• _Direction_
Pick every line with "lumber" from the material below.

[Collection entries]
((
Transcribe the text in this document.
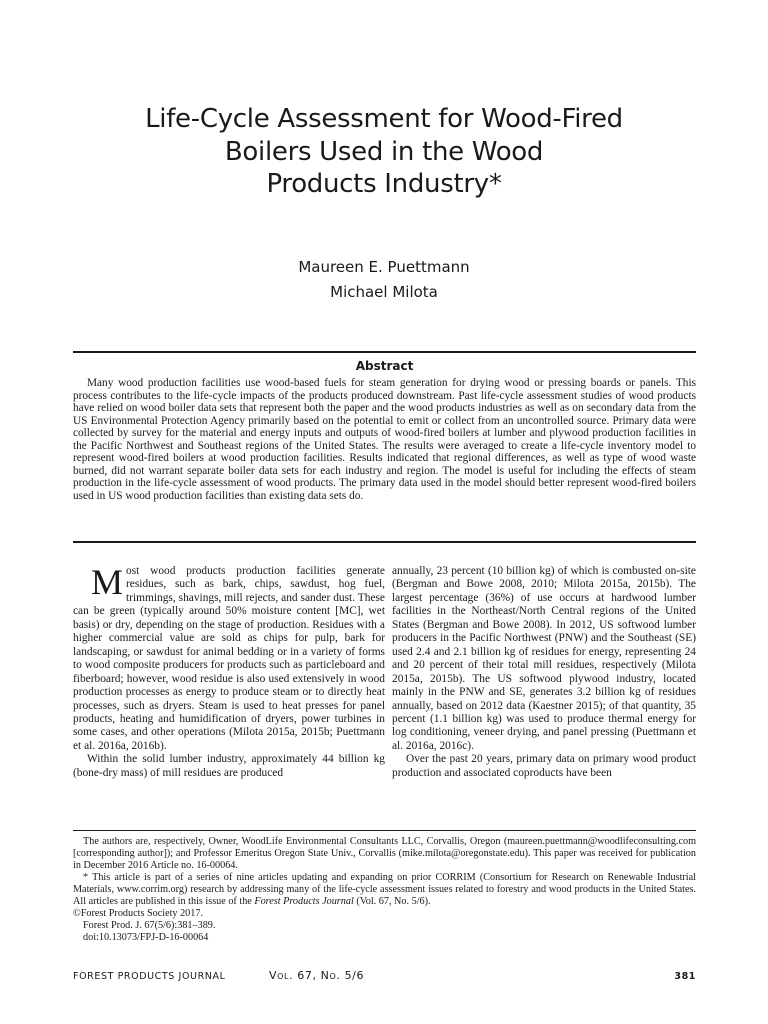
Life-Cycle Assessment for Wood-Fired
Boilers Used in the Wood
Products Industry*
Maureen E. Puettmann
Michael Milota
Abstract

Many wood production facilities use wood-based fuels for steam generation for drying wood or pressing boards or panels. This process contributes to the life-cycle impacts of the products produced downstream. Past life-cycle assessment studies of wood products have relied on wood boiler data sets that represent both the paper and the wood products industries as well as on secondary data from the US Environmental Protection Agency primarily based on the potential to emit or collect from an uncontrolled source. Primary data were collected by survey for the material and energy inputs and outputs of wood-fired boilers at lumber and plywood production facilities in the Pacific Northwest and Southeast regions of the United States. The results were averaged to create a life-cycle inventory model to represent wood-fired boilers at wood production facilities. Results indicated that regional differences, as well as type of wood waste burned, did not warrant separate boiler data sets for each industry and region. The model is useful for including the effects of steam production in the life-cycle assessment of wood products. The primary data used in the model should better represent wood-fired boilers used in US wood production facilities than existing data sets do.

Most wood products production facilities generate residues, such as bark, chips, sawdust, hog fuel, trimmings, shavings, mill rejects, and sander dust. These can be green (typically around 50% moisture content [MC], wet basis) or dry, depending on the stage of production. Residues with a higher commercial value are sold as chips for pulp, bark for landscaping, or sawdust for animal bedding or in a variety of forms to wood composite producers for products such as particleboard and fiberboard; however, wood residue is also used extensively in wood production processes as energy to produce steam or to directly heat processes, such as dryers. Steam is used to heat presses for panel products, heating and humidification of dryers, power turbines in some cases, and other operations (Milota 2015a, 2015b; Puettmann et al. 2016a, 2016b).

Within the solid lumber industry, approximately 44 billion kg (bone-dry mass) of mill residues are produced

annually, 23 percent (10 billion kg) of which is combusted on-site (Bergman and Bowe 2008, 2010; Milota 2015a, 2015b). The largest percentage (36%) of use occurs at hardwood lumber facilities in the Northeast/North Central regions of the United States (Bergman and Bowe 2008). In 2012, US softwood lumber producers in the Pacific Northwest (PNW) and the Southeast (SE) used 2.4 and 2.1 billion kg of residues for energy, representing 24 and 20 percent of their total mill residues, respectively (Milota 2015a, 2015b). The US softwood plywood industry, located mainly in the PNW and SE, generates 3.2 billion kg of residues annually, based on 2012 data (Kaestner 2015); of that quantity, 35 percent (1.1 billion kg) was used to produce thermal energy for log conditioning, veneer drying, and panel pressing (Puettmann et al. 2016a, 2016c).

Over the past 20 years, primary data on primary wood product production and associated coproducts have been

The authors are, respectively, Owner, WoodLife Environmental Consultants LLC, Corvallis, Oregon (maureen.puettmann@woodlifeconsulting.com [corresponding author]); and Professor Emeritus Oregon State Univ., Corvallis (mike.milota@oregonstate.edu). This paper was received for publication in December 2016 Article no. 16-00064.

* This article is part of a series of nine articles updating and expanding on prior CORRIM (Consortium for Research on Renewable Industrial Materials, www.corrim.org) research by addressing many of the life-cycle assessment issues related to forestry and wood products in the United States. All articles are published in this issue of the Forest Products Journal (Vol. 67, No. 5/6).

©Forest Products Society 2017.

Forest Prod. J. 67(5/6):381–389.

doi:10.13073/FPJ-D-16-00064

FOREST PRODUCTS JOURNAL	Vol. 67, No. 5/6	381
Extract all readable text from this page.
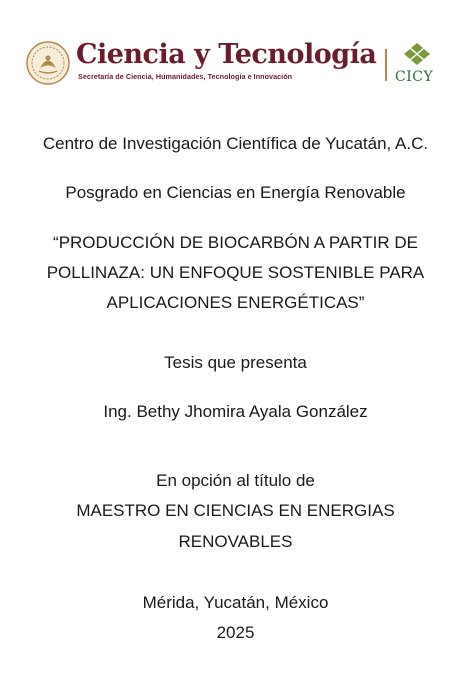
Ciencia y Tecnología
Secretaría de Ciencia, Humanidades, Tecnología e Innovación	CICY
Centro de Investigación Científica de Yucatán, A.C.
Posgrado en Ciencias en Energía Renovable
“PRODUCCIÓN DE BIOCARBÓN A PARTIR DE
POLLINAZA: UN ENFOQUE SOSTENIBLE PARA
APLICACIONES ENERGÉTICAS”
Tesis que presenta
Ing. Bethy Jhomira Ayala González
En opción al título de
MAESTRO EN CIENCIAS EN ENERGIAS
RENOVABLES
Mérida, Yucatán, México
2025
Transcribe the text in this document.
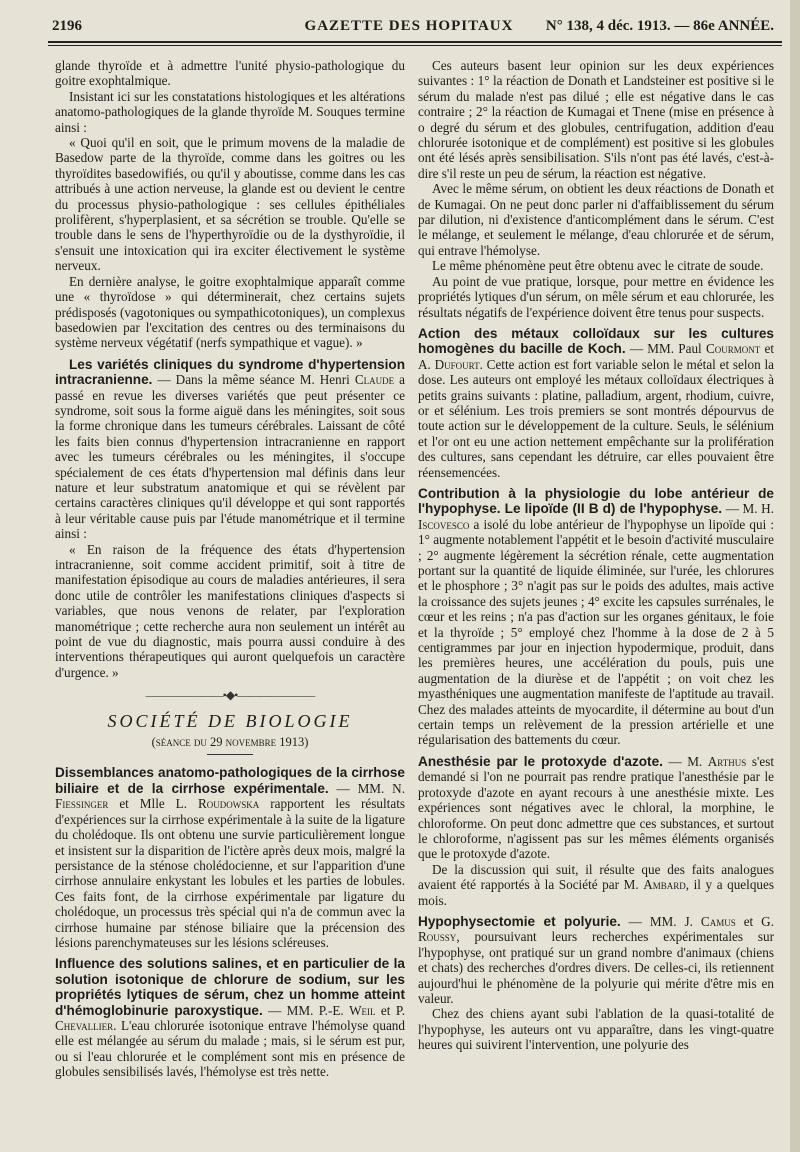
2196	GAZETTE DES HOPITAUX	N° 138, 4 déc. 1913. — 86e ANNÉE.

glande thyroïde et à admettre l'unité physio-pathologique du goitre exophtalmique.

Insistant ici sur les constatations histologiques et les altérations anatomo-pathologiques de la glande thyroïde M. Souques termine ainsi :

« Quoi qu'il en soit, que le primum movens de la maladie de Basedow parte de la thyroïde, comme dans les goitres ou les thyroïdites basedowifiés, ou qu'il y aboutisse, comme dans les cas attribués à une action nerveuse, la glande est ou devient le centre du processus physio-pathologique : ses cellules épithéliales prolifèrent, s'hyperplasient, et sa sécrétion se trouble. Qu'elle se trouble dans le sens de l'hyperthyroïdie ou de la dysthyroïdie, il s'ensuit une intoxication qui ira exciter électivement le système nerveux.

En dernière analyse, le goitre exophtalmique apparaît comme une « thyroïdose » qui déterminerait, chez certains sujets prédisposés (vagotoniques ou sympathicotoniques), un complexus basedowien par l'excitation des centres ou des terminaisons du système nerveux végétatif (nerfs sympathique et vague). »

Les variétés cliniques du syndrome d'hypertension intracranienne. — Dans la même séance M. Henri Claude a passé en revue les diverses variétés que peut présenter ce syndrome, soit sous la forme aiguë dans les méningites, soit sous la forme chronique dans les tumeurs cérébrales. Laissant de côté les faits bien connus d'hypertension intracranienne en rapport avec les tumeurs cérébrales ou les méningites, il s'occupe spécialement de ces états d'hypertension mal définis dans leur nature et leur substratum anatomique et qui se révèlent par certains caractères cliniques qu'il développe et qui sont rapportés à leur véritable cause puis par l'étude manométrique et il termine ainsi :

« En raison de la fréquence des états d'hypertension intracranienne, soit comme accident primitif, soit à titre de manifestation épisodique au cours de maladies antérieures, il sera donc utile de contrôler les manifestations cliniques d'aspects si variables, que nous venons de relater, par l'exploration manométrique ; cette recherche aura non seulement un intérêt au point de vue du diagnostic, mais pourra aussi conduire à des interventions thérapeutiques qui auront quelquefois un caractère d'urgence. »

———————•◆•———————
SOCIÉTÉ DE BIOLOGIE
(séance du 29 novembre 1913)

Dissemblances anatomo-pathologiques de la cirrhose biliaire et de la cirrhose expérimentale. — MM. N. Fiessinger et Mlle L. Roudowska rapportent les résultats d'expériences sur la cirrhose expérimentale à la suite de la ligature du cholédoque. Ils ont obtenu une survie particulièrement longue et insistent sur la disparition de l'ictère après deux mois, malgré la persistance de la sténose cholédocienne, et sur l'apparition d'une cirrhose annulaire enkystant les lobules et les parties de lobules. Ces faits font, de la cirrhose expérimentale par ligature du cholédoque, un processus très spécial qui n'a de commun avec la cirrhose humaine par sténose biliaire que la précension des lésions parenchymateuses sur les lésions scléreuses.

Influence des solutions salines, et en particulier de la solution isotonique de chlorure de sodium, sur les propriétés lytiques de sérum, chez un homme atteint d'hémoglobinurie paroxystique. — MM. P.-E. Weil et P. Chevallier. L'eau chlorurée isotonique entrave l'hémolyse quand elle est mélangée au sérum du malade ; mais, si le sérum est pur, ou si l'eau chlorurée et le complément sont mis en présence de globules sensibilisés lavés, l'hémolyse est très nette.

Ces auteurs basent leur opinion sur les deux expériences suivantes : 1° la réaction de Donath et Landsteiner est positive si le sérum du malade n'est pas dilué ; elle est négative dans le cas contraire ; 2° la réaction de Kumagai et Tnene (mise en présence à o degré du sérum et des globules, centrifugation, addition d'eau chlorurée isotonique et de complément) est positive si les globules ont été lésés après sensibilisation. S'ils n'ont pas été lavés, c'est-à-dire s'il reste un peu de sérum, la réaction est négative.

Avec le même sérum, on obtient les deux réactions de Donath et de Kumagai. On ne peut donc parler ni d'affaiblissement du sérum par dilution, ni d'existence d'anticomplément dans le sérum. C'est le mélange, et seulement le mélange, d'eau chlorurée et de sérum, qui entrave l'hémolyse.

Le même phénomène peut être obtenu avec le citrate de soude.

Au point de vue pratique, lorsque, pour mettre en évidence les propriétés lytiques d'un sérum, on mêle sérum et eau chlorurée, les résultats négatifs de l'expérience doivent être tenus pour suspects.

Action des métaux colloïdaux sur les cultures homogènes du bacille de Koch. — MM. Paul Courmont et A. Dufourt. Cette action est fort variable selon le métal et selon la dose. Les auteurs ont employé les métaux colloïdaux électriques à petits grains suivants : platine, palladium, argent, rhodium, cuivre, or et sélénium. Les trois premiers se sont montrés dépourvus de toute action sur le développement de la culture. Seuls, le sélénium et l'or ont eu une action nettement empêchante sur la prolifération des cultures, sans cependant les détruire, car elles pouvaient être réensemencées.

Contribution à la physiologie du lobe antérieur de l'hypophyse. Le lipoïde (II B d) de l'hypophyse. — M. H. Iscovesco a isolé du lobe antérieur de l'hypophyse un lipoïde qui : 1° augmente notablement l'appétit et le besoin d'activité musculaire ; 2° augmente légèrement la sécrétion rénale, cette augmentation portant sur la quantité de liquide éliminée, sur l'urée, les chlorures et le phosphore ; 3° n'agit pas sur le poids des adultes, mais active la croissance des sujets jeunes ; 4° excite les capsules surrénales, le cœur et les reins ; n'a pas d'action sur les organes génitaux, le foie et la thyroïde ; 5° employé chez l'homme à la dose de 2 à 5 centigrammes par jour en injection hypodermique, produit, dans les premières heures, une accélération du pouls, puis une augmentation de la diurèse et de l'appétit ; on voit chez les myasthéniques une augmentation manifeste de l'aptitude au travail. Chez des malades atteints de myocardite, il détermine au bout d'un certain temps un relèvement de la pression artérielle et une régularisation des battements du cœur.

Anesthésie par le protoxyde d'azote. — M. Arthus s'est demandé si l'on ne pourrait pas rendre pratique l'anesthésie par le protoxyde d'azote en ayant recours à une anesthésie mixte. Les expériences sont négatives avec le chloral, la morphine, le chloroforme. On peut donc admettre que ces substances, et surtout le chloroforme, n'agissent pas sur les mêmes éléments organisés que le protoxyde d'azote.

De la discussion qui suit, il résulte que des faits analogues avaient été rapportés à la Société par M. Ambard, il y a quelques mois.

Hypophysectomie et polyurie. — MM. J. Camus et G. Roussy, poursuivant leurs recherches expérimentales sur l'hypophyse, ont pratiqué sur un grand nombre d'animaux (chiens et chats) des recherches d'ordres divers. De celles-ci, ils retiennent aujourd'hui le phénomène de la polyurie qui mérite d'être mis en valeur.

Chez des chiens ayant subi l'ablation de la quasi-totalité de l'hypophyse, les auteurs ont vu apparaître, dans les vingt-quatre heures qui suivirent l'intervention, une polyurie des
))
• _Final result_
Many wood production facilities use wood-based fuels for steam generation for drying wood or pressing boards or panels. This process contributes to the life-cycle impacts of the products produced downstream. Past life-cycle assessment studies of wood products have relied on wood boiler data sets that represent both the paper and the wood products industries as well as on secondary data from the US Environmental Protection Agency primarily based on the potential to emit or collect from an uncontrolled source. Primary data were collected by survey for the material and energy inputs and outputs of wood-fired boilers at lumber and plywood production facilities in the Pacific Northwest and Southeast regions of the United States. The results were averaged to create a life-cycle inventory model to represent wood-fired boilers at wood production facilities. Results indicated that regional differences, as well as type of wood waste burned, did not warrant separate boiler data sets for each industry and region. The model is useful for including the effects of steam production in the life-cycle assessment of wood products. The primary data used in the model should better represent wood-fired boilers used in US wood production facilities than existing data sets do.
Within the solid lumber industry, approximately 44 billion kg (bone-dry mass) of mill residues are produced
annually, 23 percent (10 billion kg) of which is combusted on-site (Bergman and Bowe 2008, 2010; Milota 2015a, 2015b). The largest percentage (36%) of use occurs at hardwood lumber facilities in the Northeast/North Central regions of the United States (Bergman and Bowe 2008). In 2012, US softwood lumber producers in the Pacific Northwest (PNW) and the Southeast (SE) used 2.4 and 2.1 billion kg of residues for energy, representing 24 and 20 percent of their total mill residues, respectively (Milota 2015a, 2015b). The US softwood plywood industry, located mainly in the PNW and SE, generates 3.2 billion kg of residues annually, based on 2012 data (Kaestner 2015); of that quantity, 35 percent (1.1 billion kg) was used to produce thermal energy for log conditioning, veneer drying, and panel pressing (Puettmann et al. 2016a, 2016c).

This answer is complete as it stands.